Task a: Convert the stretch of the records from their first line through the line containing "up-d5-d6 (1027, 420, 1044, 503)" into a JSON list of strings. Use one string per line and leave out blank lines.

In [1]:
import re

In [3]:
with open('../../the-verdict.txt', 'r', encoding='utf-8') as f:
    text = f.read()

print("Total Number of Characters:",len(text))

Total Number of Characters: 20480


### Creating a basic tokenizer

In [4]:
test_text = "Hello, world. Is this-- a test?"
result = re.split(r'([,.:;?_!"()\']|--|\s)', test_text)
result = [item.strip() for item in result if item.strip()]
print(result)

['Hello', ',', 'world', '.', 'Is', 'this', '--', 'a', 'test', '?']


### Using the basic tokenizer on the text file

In [5]:
preprocessed = re.split(r'([,.:;?_!"()\']|--|\s)', text)
preprocessed = [item.strip() for item in preprocessed if item.strip()]

print(len(preprocessed))
print(preprocessed[:15])

4690
['I', 'HAD', 'always', 'thought', 'Jack', 'Gisburn', 'rather', 'a', 'cheap', 'genius', '--', 'though', 'a', 'good', 'fellow']


### Extracting only unique tokens and sorting them alphabetically to determine the vocabulary size

In [6]:
all_words = sorted(set(preprocessed))
len(all_words)

1130

### Creating a vocabulary and print its first 51 entries for illustration purposes.

In [6]:
vocab = {token:integer for integer, token in enumerate(all_words)}

for i,item in enumerate(vocab.items()):
    print(item)

Task b: Reproduce the stretch of the tokenizer notebook from "### Extracting only" through "len(all_words)".

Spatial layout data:
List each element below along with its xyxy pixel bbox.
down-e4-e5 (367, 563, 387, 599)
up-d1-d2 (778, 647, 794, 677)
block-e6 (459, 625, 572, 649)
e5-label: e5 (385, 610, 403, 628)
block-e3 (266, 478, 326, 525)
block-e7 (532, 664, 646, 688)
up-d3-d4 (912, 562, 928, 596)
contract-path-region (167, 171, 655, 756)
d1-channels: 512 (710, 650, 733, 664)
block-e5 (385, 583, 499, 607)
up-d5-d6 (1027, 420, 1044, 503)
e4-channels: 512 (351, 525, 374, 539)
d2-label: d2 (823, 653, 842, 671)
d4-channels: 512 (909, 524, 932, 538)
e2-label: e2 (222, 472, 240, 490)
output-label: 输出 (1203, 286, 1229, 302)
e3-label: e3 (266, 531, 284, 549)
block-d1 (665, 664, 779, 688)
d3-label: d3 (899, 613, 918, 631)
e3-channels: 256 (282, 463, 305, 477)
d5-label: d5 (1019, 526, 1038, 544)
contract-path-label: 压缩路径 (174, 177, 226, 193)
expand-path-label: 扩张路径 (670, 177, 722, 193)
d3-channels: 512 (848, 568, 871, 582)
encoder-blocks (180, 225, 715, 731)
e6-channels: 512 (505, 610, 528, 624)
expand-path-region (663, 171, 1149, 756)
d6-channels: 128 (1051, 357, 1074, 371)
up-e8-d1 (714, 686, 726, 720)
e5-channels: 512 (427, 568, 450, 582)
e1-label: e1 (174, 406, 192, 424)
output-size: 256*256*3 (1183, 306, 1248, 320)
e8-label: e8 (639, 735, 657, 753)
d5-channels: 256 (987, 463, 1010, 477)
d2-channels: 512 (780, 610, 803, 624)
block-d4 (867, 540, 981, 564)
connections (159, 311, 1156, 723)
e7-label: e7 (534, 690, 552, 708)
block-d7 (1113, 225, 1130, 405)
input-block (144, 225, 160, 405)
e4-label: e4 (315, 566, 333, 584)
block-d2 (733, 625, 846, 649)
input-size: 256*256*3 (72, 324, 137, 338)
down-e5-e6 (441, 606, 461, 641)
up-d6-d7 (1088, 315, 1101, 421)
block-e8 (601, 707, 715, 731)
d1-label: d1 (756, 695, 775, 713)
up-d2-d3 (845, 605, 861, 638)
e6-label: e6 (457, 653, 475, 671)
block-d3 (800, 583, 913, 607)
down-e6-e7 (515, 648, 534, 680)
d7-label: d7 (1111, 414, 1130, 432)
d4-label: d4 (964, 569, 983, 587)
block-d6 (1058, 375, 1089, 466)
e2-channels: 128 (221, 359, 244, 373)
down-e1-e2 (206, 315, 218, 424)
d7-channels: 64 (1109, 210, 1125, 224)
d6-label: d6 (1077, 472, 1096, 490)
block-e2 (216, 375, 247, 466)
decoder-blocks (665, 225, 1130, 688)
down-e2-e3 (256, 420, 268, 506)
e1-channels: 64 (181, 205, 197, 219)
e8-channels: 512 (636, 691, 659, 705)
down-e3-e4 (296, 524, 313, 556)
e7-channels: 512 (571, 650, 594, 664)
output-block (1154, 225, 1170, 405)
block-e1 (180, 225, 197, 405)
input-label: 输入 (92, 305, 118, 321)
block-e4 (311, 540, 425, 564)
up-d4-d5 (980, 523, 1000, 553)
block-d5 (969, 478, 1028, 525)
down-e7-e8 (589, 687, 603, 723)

Reply a:
[
  "List each element below along with its xyxy pixel bbox.",
  "down-e4-e5 (367, 563, 387, 599)",
  "up-d1-d2 (778, 647, 794, 677)",
  "block-e6 (459, 625, 572, 649)",
  "e5-label: e5 (385, 610, 403, 628)",
  "block-e3 (266, 478, 326, 525)",
  "block-e7 (532, 664, 646, 688)",
  "up-d3-d4 (912, 562, 928, 596)",
  "contract-path-region (167, 171, 655, 756)",
  "d1-channels: 512 (710, 650, 733, 664)",
  "block-e5 (385, 583, 499, 607)",
  "up-d5-d6 (1027, 420, 1044, 503)"
]

Reply b:
### Extracting only unique tokens and sorting them alphabetically to determine the vocabulary size

In [6]:
all_words = sorted(set(preprocessed))
len(all_words)